**Exercise goal:** Select each line where the word "Judul" appears.

Part of a data file:
○ ○ ○ ○ ○

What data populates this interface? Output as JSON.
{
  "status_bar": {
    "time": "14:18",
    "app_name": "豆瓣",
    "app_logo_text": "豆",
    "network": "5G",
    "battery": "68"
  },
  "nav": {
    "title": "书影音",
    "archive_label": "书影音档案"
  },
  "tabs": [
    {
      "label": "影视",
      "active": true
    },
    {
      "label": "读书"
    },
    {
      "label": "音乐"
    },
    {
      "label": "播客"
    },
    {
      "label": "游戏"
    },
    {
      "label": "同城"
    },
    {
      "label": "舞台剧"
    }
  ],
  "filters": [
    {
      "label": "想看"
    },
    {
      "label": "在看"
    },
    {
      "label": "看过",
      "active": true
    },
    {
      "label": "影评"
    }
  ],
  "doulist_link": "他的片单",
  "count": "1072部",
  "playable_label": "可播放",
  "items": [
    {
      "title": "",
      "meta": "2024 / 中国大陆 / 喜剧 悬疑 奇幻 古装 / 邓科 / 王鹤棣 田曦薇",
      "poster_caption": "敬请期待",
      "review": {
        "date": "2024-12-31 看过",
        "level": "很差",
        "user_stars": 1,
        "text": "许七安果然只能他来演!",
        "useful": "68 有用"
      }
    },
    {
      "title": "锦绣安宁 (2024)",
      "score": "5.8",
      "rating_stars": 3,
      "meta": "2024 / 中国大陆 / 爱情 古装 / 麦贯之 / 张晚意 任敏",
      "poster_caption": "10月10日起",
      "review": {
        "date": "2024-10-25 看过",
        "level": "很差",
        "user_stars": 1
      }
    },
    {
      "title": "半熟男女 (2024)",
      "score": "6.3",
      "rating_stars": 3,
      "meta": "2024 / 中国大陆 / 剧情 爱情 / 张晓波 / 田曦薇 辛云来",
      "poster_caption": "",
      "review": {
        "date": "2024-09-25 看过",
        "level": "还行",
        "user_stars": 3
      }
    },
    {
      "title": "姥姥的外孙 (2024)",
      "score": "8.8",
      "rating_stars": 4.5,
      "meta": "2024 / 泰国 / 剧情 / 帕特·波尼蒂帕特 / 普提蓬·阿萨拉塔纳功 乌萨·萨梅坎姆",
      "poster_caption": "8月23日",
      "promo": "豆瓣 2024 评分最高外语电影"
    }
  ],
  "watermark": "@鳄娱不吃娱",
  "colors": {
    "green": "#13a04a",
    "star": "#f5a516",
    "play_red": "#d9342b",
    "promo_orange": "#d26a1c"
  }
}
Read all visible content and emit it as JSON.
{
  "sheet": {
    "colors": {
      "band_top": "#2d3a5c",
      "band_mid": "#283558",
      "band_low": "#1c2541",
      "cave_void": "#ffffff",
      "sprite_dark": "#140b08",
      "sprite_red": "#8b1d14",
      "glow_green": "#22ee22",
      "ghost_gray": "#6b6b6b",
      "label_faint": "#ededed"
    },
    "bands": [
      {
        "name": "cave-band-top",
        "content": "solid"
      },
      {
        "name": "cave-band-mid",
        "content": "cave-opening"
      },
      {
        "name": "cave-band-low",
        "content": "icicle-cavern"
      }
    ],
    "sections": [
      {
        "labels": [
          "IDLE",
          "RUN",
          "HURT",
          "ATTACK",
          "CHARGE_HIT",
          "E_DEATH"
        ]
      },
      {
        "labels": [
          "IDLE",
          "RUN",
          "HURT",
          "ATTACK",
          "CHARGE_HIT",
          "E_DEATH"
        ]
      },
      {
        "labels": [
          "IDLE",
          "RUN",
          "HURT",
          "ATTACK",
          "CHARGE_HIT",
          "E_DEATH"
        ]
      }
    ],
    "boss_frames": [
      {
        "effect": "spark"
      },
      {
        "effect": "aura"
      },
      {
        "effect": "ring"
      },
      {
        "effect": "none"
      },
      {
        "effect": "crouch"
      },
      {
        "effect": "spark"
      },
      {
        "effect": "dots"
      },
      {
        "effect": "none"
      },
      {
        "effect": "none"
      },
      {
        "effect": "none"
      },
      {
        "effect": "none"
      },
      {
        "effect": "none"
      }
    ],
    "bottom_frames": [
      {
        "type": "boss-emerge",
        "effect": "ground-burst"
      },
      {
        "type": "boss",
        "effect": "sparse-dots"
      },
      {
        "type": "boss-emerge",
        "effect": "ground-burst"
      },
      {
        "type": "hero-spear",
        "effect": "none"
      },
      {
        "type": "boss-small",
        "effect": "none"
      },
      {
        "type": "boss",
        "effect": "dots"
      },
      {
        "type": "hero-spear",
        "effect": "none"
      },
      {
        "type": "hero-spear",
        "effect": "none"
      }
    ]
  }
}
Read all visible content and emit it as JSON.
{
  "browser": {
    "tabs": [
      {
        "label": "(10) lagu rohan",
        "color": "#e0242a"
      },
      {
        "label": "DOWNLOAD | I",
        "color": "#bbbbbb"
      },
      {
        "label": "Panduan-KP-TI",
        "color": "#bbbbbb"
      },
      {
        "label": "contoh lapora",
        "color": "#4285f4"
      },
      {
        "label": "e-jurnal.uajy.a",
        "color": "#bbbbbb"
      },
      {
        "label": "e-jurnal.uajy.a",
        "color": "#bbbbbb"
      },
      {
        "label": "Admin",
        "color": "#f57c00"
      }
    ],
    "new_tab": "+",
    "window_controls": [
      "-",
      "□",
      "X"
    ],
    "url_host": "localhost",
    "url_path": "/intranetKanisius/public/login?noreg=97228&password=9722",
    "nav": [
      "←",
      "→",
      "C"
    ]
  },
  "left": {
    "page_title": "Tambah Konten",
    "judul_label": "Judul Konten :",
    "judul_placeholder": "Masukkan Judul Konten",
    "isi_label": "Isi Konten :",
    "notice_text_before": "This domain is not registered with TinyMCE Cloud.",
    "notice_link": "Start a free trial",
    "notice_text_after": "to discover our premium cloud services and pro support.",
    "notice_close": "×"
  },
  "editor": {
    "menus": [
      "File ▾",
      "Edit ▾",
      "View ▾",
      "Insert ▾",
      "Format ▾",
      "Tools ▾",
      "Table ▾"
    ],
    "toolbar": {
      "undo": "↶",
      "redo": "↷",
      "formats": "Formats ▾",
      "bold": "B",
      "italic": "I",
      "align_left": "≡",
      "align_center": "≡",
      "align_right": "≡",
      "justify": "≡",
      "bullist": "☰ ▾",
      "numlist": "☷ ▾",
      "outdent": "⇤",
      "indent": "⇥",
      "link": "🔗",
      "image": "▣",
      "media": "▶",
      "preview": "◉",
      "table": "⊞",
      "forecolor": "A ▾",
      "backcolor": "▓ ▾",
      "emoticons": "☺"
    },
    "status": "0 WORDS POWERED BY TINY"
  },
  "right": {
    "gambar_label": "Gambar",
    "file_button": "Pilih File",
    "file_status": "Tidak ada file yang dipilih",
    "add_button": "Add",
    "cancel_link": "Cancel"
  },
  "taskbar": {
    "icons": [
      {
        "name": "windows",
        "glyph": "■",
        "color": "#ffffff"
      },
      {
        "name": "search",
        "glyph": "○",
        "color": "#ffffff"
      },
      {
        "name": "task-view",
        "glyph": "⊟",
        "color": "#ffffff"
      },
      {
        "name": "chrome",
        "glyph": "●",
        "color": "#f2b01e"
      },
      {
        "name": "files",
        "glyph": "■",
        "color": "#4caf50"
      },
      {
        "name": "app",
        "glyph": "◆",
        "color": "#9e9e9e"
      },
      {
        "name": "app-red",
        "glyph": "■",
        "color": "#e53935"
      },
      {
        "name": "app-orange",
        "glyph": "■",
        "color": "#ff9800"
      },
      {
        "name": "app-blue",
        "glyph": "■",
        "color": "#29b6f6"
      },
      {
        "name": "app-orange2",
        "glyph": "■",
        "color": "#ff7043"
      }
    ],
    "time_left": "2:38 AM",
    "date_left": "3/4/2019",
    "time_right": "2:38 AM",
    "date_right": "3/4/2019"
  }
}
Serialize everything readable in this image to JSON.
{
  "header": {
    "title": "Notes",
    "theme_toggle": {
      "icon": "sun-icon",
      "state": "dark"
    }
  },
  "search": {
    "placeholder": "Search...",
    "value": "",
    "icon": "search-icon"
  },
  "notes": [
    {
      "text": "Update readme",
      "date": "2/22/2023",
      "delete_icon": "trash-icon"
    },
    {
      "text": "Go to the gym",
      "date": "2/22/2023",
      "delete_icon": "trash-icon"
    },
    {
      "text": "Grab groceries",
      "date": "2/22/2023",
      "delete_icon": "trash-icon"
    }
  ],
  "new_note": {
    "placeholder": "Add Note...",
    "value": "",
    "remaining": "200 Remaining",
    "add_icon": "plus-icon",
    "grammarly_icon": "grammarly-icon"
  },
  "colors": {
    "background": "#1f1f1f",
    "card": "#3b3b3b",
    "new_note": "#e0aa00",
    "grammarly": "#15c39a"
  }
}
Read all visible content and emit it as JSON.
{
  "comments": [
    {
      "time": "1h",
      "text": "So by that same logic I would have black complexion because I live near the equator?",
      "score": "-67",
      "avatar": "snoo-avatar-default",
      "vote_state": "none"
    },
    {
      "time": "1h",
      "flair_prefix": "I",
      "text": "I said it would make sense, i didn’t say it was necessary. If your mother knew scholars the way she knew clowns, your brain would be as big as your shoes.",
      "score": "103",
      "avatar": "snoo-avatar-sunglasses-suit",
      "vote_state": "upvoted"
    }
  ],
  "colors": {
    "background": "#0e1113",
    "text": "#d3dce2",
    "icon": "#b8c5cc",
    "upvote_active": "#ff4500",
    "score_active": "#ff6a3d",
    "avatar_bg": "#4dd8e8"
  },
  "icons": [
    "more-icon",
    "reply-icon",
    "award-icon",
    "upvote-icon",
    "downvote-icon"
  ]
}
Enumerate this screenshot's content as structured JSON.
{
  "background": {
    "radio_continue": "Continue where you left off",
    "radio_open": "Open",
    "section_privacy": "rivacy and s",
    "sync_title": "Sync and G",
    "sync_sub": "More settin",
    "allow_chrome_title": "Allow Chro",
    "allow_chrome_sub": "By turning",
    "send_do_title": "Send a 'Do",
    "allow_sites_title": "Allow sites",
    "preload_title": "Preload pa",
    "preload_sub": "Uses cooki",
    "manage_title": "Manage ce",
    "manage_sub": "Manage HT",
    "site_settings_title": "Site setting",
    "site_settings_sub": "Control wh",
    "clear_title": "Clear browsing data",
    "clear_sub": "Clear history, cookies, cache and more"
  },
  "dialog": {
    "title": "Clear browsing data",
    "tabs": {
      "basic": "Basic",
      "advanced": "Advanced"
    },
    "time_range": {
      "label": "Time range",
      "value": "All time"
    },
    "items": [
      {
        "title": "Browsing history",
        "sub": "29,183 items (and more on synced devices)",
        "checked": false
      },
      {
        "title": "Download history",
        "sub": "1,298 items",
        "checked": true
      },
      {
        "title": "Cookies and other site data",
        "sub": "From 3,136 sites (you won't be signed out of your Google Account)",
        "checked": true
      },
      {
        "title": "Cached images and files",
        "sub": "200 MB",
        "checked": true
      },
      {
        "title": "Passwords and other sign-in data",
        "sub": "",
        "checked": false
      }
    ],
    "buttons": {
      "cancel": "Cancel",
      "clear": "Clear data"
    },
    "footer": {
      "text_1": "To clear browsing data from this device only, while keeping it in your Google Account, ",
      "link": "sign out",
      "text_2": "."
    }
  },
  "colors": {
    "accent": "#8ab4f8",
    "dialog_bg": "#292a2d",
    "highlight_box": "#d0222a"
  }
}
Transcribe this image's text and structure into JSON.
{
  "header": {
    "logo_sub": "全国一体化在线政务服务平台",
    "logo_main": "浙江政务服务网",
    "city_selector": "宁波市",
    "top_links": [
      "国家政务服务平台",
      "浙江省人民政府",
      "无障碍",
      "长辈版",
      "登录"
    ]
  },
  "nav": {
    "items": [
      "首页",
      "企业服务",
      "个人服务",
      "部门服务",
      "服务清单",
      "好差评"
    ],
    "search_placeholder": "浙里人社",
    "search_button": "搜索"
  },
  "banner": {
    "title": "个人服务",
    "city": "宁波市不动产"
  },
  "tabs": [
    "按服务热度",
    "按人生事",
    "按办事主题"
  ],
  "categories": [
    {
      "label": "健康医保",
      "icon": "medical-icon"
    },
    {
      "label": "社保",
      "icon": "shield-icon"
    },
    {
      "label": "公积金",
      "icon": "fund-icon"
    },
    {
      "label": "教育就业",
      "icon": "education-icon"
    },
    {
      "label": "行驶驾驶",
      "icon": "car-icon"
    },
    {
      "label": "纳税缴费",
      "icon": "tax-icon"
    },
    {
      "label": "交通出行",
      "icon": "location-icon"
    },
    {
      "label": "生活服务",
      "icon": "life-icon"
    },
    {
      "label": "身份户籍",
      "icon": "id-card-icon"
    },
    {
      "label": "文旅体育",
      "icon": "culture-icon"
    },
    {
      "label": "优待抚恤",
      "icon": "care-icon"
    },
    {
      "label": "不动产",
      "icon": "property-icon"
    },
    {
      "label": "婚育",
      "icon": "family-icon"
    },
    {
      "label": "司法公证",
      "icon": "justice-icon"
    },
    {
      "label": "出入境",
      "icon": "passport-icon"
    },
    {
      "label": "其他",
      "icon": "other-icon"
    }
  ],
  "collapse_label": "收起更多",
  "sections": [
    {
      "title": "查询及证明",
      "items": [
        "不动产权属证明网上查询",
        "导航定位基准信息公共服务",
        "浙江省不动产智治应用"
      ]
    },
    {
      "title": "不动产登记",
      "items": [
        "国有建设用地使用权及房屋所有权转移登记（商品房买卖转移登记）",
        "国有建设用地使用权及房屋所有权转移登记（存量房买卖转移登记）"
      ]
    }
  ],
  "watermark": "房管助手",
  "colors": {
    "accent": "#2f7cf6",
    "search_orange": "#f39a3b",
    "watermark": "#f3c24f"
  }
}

○ ○ ○ ○ ○

**Result:**
    "judul_label": "Judul Konten :",
    "judul_placeholder": "Masukkan Judul Konten",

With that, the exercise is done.